> **Problem requirements**: Return the lines where the word "pull" occurs.

──────────

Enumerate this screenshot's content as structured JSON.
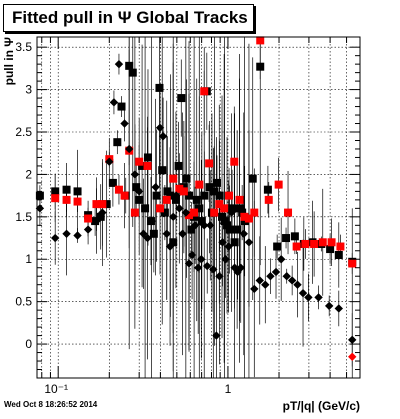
{
  "chart_data": {
    "type": "scatter",
    "title": "Fitted pull in Ψ   Global Tracks",
    "xlabel": "pT/|q| (GeV/c)",
    "ylabel": "pull in Ψ",
    "x_scale": "log",
    "xlim": [
      0.075,
      6.0
    ],
    "ylim": [
      -0.4,
      3.62
    ],
    "x_tick_labels": [
      "10⁻¹",
      "1"
    ],
    "y_tick_labels": [
      "0",
      "0.5",
      "1",
      "1.5",
      "2",
      "2.5",
      "3",
      "3.5"
    ],
    "grid": true,
    "footer": "Wed Oct  8 18:26:52 2014",
    "series": [
      {
        "marker": "square",
        "color": "#000000",
        "points": [
          [
            0.078,
            1.75
          ],
          [
            0.096,
            1.8
          ],
          [
            0.112,
            1.82
          ],
          [
            0.13,
            1.8
          ],
          [
            0.15,
            1.52
          ],
          [
            0.165,
            1.45
          ],
          [
            0.178,
            1.5
          ],
          [
            0.193,
            1.65
          ],
          [
            0.21,
            1.9
          ],
          [
            0.223,
            2.38
          ],
          [
            0.236,
            2.8
          ],
          [
            0.25,
            1.75
          ],
          [
            0.262,
            3.28
          ],
          [
            0.275,
            3.2
          ],
          [
            0.288,
            1.85
          ],
          [
            0.3,
            1.7
          ],
          [
            0.312,
            2.1
          ],
          [
            0.325,
            1.6
          ],
          [
            0.338,
            2.2
          ],
          [
            0.352,
            1.45
          ],
          [
            0.366,
            1.3
          ],
          [
            0.38,
            1.75
          ],
          [
            0.395,
            3.02
          ],
          [
            0.41,
            2.05
          ],
          [
            0.425,
            1.55
          ],
          [
            0.44,
            1.8
          ],
          [
            0.458,
            1.75
          ],
          [
            0.476,
            1.2
          ],
          [
            0.494,
            1.7
          ],
          [
            0.512,
            2.1
          ],
          [
            0.531,
            2.9
          ],
          [
            0.55,
            1.85
          ],
          [
            0.57,
            1.95
          ],
          [
            0.59,
            1.75
          ],
          [
            0.61,
            1.35
          ],
          [
            0.632,
            1.5
          ],
          [
            0.655,
            1.7
          ],
          [
            0.678,
            1.6
          ],
          [
            0.702,
            1.45
          ],
          [
            0.726,
            1.75
          ],
          [
            0.751,
            2.98
          ],
          [
            0.778,
            1.85
          ],
          [
            0.805,
            1.55
          ],
          [
            0.833,
            1.8
          ],
          [
            0.862,
            1.9
          ],
          [
            0.892,
            1.75
          ],
          [
            0.923,
            1.5
          ],
          [
            0.955,
            1.45
          ],
          [
            0.988,
            1.4
          ],
          [
            1.022,
            1.35
          ],
          [
            1.058,
            1.6
          ],
          [
            1.095,
            1.2
          ],
          [
            1.133,
            1.35
          ],
          [
            1.172,
            1.6
          ],
          [
            1.213,
            1.55
          ],
          [
            1.255,
            1.45
          ],
          [
            1.4,
            1.95
          ],
          [
            1.55,
            3.27
          ],
          [
            1.72,
            1.82
          ],
          [
            1.95,
            1.15
          ],
          [
            2.2,
            1.25
          ],
          [
            2.48,
            1.27
          ],
          [
            2.8,
            1.18
          ],
          [
            3.15,
            1.2
          ],
          [
            3.55,
            1.18
          ],
          [
            4.0,
            1.12
          ],
          [
            4.5,
            1.05
          ],
          [
            5.4,
            0.97
          ]
        ]
      },
      {
        "marker": "square",
        "color": "#ff0000",
        "points": [
          [
            0.096,
            1.72
          ],
          [
            0.112,
            1.7
          ],
          [
            0.13,
            1.68
          ],
          [
            0.15,
            1.48
          ],
          [
            0.168,
            1.65
          ],
          [
            0.182,
            1.65
          ],
          [
            0.2,
            2.18
          ],
          [
            0.228,
            1.82
          ],
          [
            0.246,
            1.75
          ],
          [
            0.262,
            2.28
          ],
          [
            0.283,
            1.55
          ],
          [
            0.3,
            2.15
          ],
          [
            0.336,
            2.1
          ],
          [
            0.398,
            1.6
          ],
          [
            0.436,
            1.7
          ],
          [
            0.476,
            1.95
          ],
          [
            0.517,
            1.83
          ],
          [
            0.55,
            1.8
          ],
          [
            0.59,
            1.52
          ],
          [
            0.632,
            1.55
          ],
          [
            0.678,
            1.88
          ],
          [
            0.725,
            2.98
          ],
          [
            0.775,
            2.13
          ],
          [
            0.83,
            1.55
          ],
          [
            0.889,
            1.65
          ],
          [
            0.95,
            1.6
          ],
          [
            1.015,
            1.75
          ],
          [
            1.09,
            2.15
          ],
          [
            1.17,
            1.7
          ],
          [
            1.25,
            1.5
          ],
          [
            1.33,
            1.48
          ],
          [
            1.43,
            1.55
          ],
          [
            1.55,
            3.58
          ],
          [
            1.74,
            1.7
          ],
          [
            1.99,
            1.88
          ],
          [
            2.26,
            1.55
          ],
          [
            2.54,
            1.15
          ],
          [
            2.86,
            1.18
          ],
          [
            3.22,
            1.18
          ],
          [
            3.62,
            1.2
          ],
          [
            4.08,
            1.2
          ],
          [
            4.6,
            1.15
          ],
          [
            5.4,
            0.95
          ]
        ]
      },
      {
        "marker": "diamond",
        "color": "#000000",
        "points": [
          [
            0.078,
            1.6
          ],
          [
            0.096,
            1.25
          ],
          [
            0.112,
            1.3
          ],
          [
            0.13,
            1.28
          ],
          [
            0.15,
            1.35
          ],
          [
            0.168,
            1.45
          ],
          [
            0.182,
            1.55
          ],
          [
            0.2,
            2.15
          ],
          [
            0.213,
            2.85
          ],
          [
            0.228,
            3.3
          ],
          [
            0.246,
            2.6
          ],
          [
            0.262,
            2.3
          ],
          [
            0.283,
            2.0
          ],
          [
            0.3,
            1.8
          ],
          [
            0.318,
            1.3
          ],
          [
            0.336,
            1.25
          ],
          [
            0.355,
            1.45
          ],
          [
            0.375,
            1.85
          ],
          [
            0.398,
            2.55
          ],
          [
            0.415,
            2.45
          ],
          [
            0.436,
            1.3
          ],
          [
            0.456,
            1.15
          ],
          [
            0.476,
            1.5
          ],
          [
            0.496,
            1.75
          ],
          [
            0.517,
            1.6
          ],
          [
            0.54,
            1.3
          ],
          [
            0.565,
            1.55
          ],
          [
            0.59,
            0.95
          ],
          [
            0.615,
            1.05
          ],
          [
            0.641,
            1.4
          ],
          [
            0.668,
            0.9
          ],
          [
            0.697,
            1.0
          ],
          [
            0.725,
            1.4
          ],
          [
            0.755,
            0.92
          ],
          [
            0.787,
            1.4
          ],
          [
            0.82,
            0.88
          ],
          [
            0.855,
            0.1
          ],
          [
            0.891,
            0.8
          ],
          [
            0.929,
            1.2
          ],
          [
            0.968,
            1.0
          ],
          [
            1.009,
            1.15
          ],
          [
            1.05,
            1.55
          ],
          [
            1.095,
            0.9
          ],
          [
            1.14,
            0.85
          ],
          [
            1.19,
            0.9
          ],
          [
            1.24,
            1.3
          ],
          [
            1.33,
            1.2
          ],
          [
            1.43,
            0.65
          ],
          [
            1.54,
            0.75
          ],
          [
            1.66,
            0.7
          ],
          [
            1.78,
            0.8
          ],
          [
            1.92,
            0.85
          ],
          [
            2.06,
            1.0
          ],
          [
            2.22,
            0.8
          ],
          [
            2.39,
            0.75
          ],
          [
            2.57,
            0.7
          ],
          [
            2.77,
            0.6
          ],
          [
            2.98,
            0.55
          ],
          [
            3.42,
            0.55
          ],
          [
            3.95,
            0.45
          ],
          [
            4.5,
            0.42
          ],
          [
            5.4,
            0.05
          ]
        ]
      },
      {
        "marker": "diamond",
        "color": "#ff0000",
        "points": [
          [
            5.4,
            -0.15
          ]
        ]
      }
    ]
  }
}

──────────

> **Complete answer**:
    "title": "Fitted pull in Ψ   Global Tracks",
    "ylabel": "pull in Ψ",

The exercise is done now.